* [GOAL]
Copy the material that follows word for word and omit its pictures.

* [PROVIDED RECORDS]

# # #

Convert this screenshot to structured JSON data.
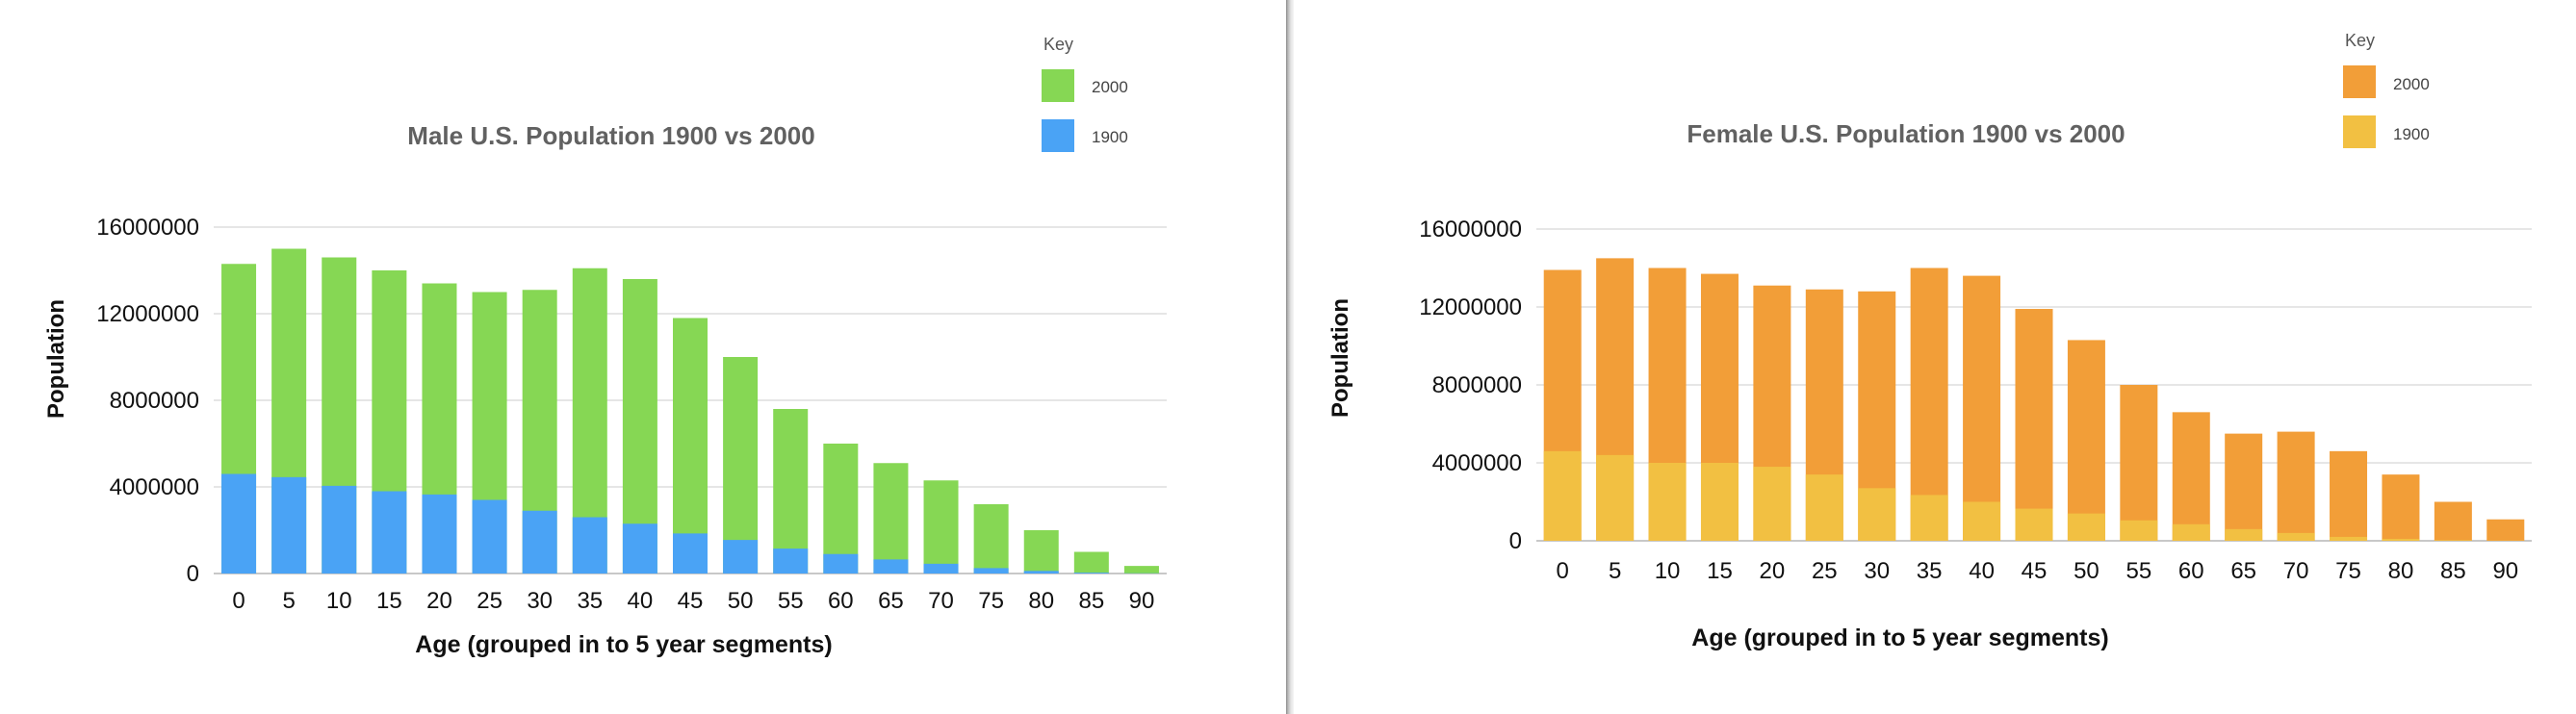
{
  "chart_data": [
    {
      "type": "bar",
      "stacked": false,
      "overlap": true,
      "title": "Male U.S. Population 1900 vs 2000",
      "xlabel": "Age (grouped in to 5 year segments)",
      "ylabel": "Population",
      "ylim": [
        0,
        16000000
      ],
      "yticks": [
        "0",
        "4000000",
        "8000000",
        "12000000",
        "16000000"
      ],
      "grid": true,
      "legend_title": "Key",
      "legend_position": "top-right",
      "categories": [
        "0",
        "5",
        "10",
        "15",
        "20",
        "25",
        "30",
        "35",
        "40",
        "45",
        "50",
        "55",
        "60",
        "65",
        "70",
        "75",
        "80",
        "85",
        "90"
      ],
      "series": [
        {
          "name": "2000",
          "color": "#86d754",
          "values": [
            14300000,
            15000000,
            14600000,
            14000000,
            13400000,
            13000000,
            13100000,
            14100000,
            13600000,
            11800000,
            10000000,
            7600000,
            6000000,
            5100000,
            4300000,
            3200000,
            2000000,
            1000000,
            350000
          ]
        },
        {
          "name": "1900",
          "color": "#4aa3f5",
          "values": [
            4600000,
            4450000,
            4050000,
            3800000,
            3650000,
            3400000,
            2900000,
            2600000,
            2300000,
            1850000,
            1550000,
            1150000,
            900000,
            650000,
            450000,
            250000,
            120000,
            40000,
            10000
          ]
        }
      ]
    },
    {
      "type": "bar",
      "stacked": false,
      "overlap": true,
      "title": "Female U.S. Population 1900 vs 2000",
      "xlabel": "Age (grouped in to 5 year segments)",
      "ylabel": "Population",
      "ylim": [
        0,
        16000000
      ],
      "yticks": [
        "0",
        "4000000",
        "8000000",
        "12000000",
        "16000000"
      ],
      "grid": true,
      "legend_title": "Key",
      "legend_position": "top-right",
      "categories": [
        "0",
        "5",
        "10",
        "15",
        "20",
        "25",
        "30",
        "35",
        "40",
        "45",
        "50",
        "55",
        "60",
        "65",
        "70",
        "75",
        "80",
        "85",
        "90"
      ],
      "series": [
        {
          "name": "2000",
          "color": "#f29e38",
          "values": [
            13900000,
            14500000,
            14000000,
            13700000,
            13100000,
            12900000,
            12800000,
            14000000,
            13600000,
            11900000,
            10300000,
            8000000,
            6600000,
            5500000,
            5600000,
            4600000,
            3400000,
            2000000,
            1100000
          ]
        },
        {
          "name": "1900",
          "color": "#f2c042",
          "values": [
            4600000,
            4400000,
            4000000,
            4000000,
            3800000,
            3400000,
            2700000,
            2350000,
            2000000,
            1650000,
            1400000,
            1050000,
            850000,
            600000,
            400000,
            200000,
            100000,
            30000,
            10000
          ]
        }
      ]
    }
  ]
}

# # #

* [OUTPUT FOR THIS EXERCISE]
Convert this screenshot to structured JSON data.
{
  "chart_data": [
    {
      "type": "bar",
      "stacked": false,
      "overlap": true,
      "title": "Male U.S. Population 1900 vs 2000",
      "xlabel": "Age (grouped in to 5 year segments)",
      "ylabel": "Population",
      "ylim": [
        0,
        16000000
      ],
      "yticks": [
        "0",
        "4000000",
        "8000000",
        "12000000",
        "16000000"
      ],
      "grid": true,
      "legend_title": "Key",
      "legend_position": "top-right",
      "categories": [
        "0",
        "5",
        "10",
        "15",
        "20",
        "25",
        "30",
        "35",
        "40",
        "45",
        "50",
        "55",
        "60",
        "65",
        "70",
        "75",
        "80",
        "85",
        "90"
      ],
      "series": [
        {
          "name": "2000",
          "color": "#86d754",
          "values": [
            14300000,
            15000000,
            14600000,
            14000000,
            13400000,
            13000000,
            13100000,
            14100000,
            13600000,
            11800000,
            10000000,
            7600000,
            6000000,
            5100000,
            4300000,
            3200000,
            2000000,
            1000000,
            350000
          ]
        },
        {
          "name": "1900",
          "color": "#4aa3f5",
          "values": [
            4600000,
            4450000,
            4050000,
            3800000,
            3650000,
            3400000,
            2900000,
            2600000,
            2300000,
            1850000,
            1550000,
            1150000,
            900000,
            650000,
            450000,
            250000,
            120000,
            40000,
            10000
          ]
        }
      ]
    },
    {
      "type": "bar",
      "stacked": false,
      "overlap": true,
      "title": "Female U.S. Population 1900 vs 2000",
      "xlabel": "Age (grouped in to 5 year segments)",
      "ylabel": "Population",
      "ylim": [
        0,
        16000000
      ],
      "yticks": [
        "0",
        "4000000",
        "8000000",
        "12000000",
        "16000000"
      ],
      "grid": true,
      "legend_title": "Key",
      "legend_position": "top-right",
      "categories": [
        "0",
        "5",
        "10",
        "15",
        "20",
        "25",
        "30",
        "35",
        "40",
        "45",
        "50",
        "55",
        "60",
        "65",
        "70",
        "75",
        "80",
        "85",
        "90"
      ],
      "series": [
        {
          "name": "2000",
          "color": "#f29e38",
          "values": [
            13900000,
            14500000,
            14000000,
            13700000,
            13100000,
            12900000,
            12800000,
            14000000,
            13600000,
            11900000,
            10300000,
            8000000,
            6600000,
            5500000,
            5600000,
            4600000,
            3400000,
            2000000,
            1100000
          ]
        },
        {
          "name": "1900",
          "color": "#f2c042",
          "values": [
            4600000,
            4400000,
            4000000,
            4000000,
            3800000,
            3400000,
            2700000,
            2350000,
            2000000,
            1650000,
            1400000,
            1050000,
            850000,
            600000,
            400000,
            200000,
            100000,
            30000,
            10000
          ]
        }
      ]
    }
  ]
}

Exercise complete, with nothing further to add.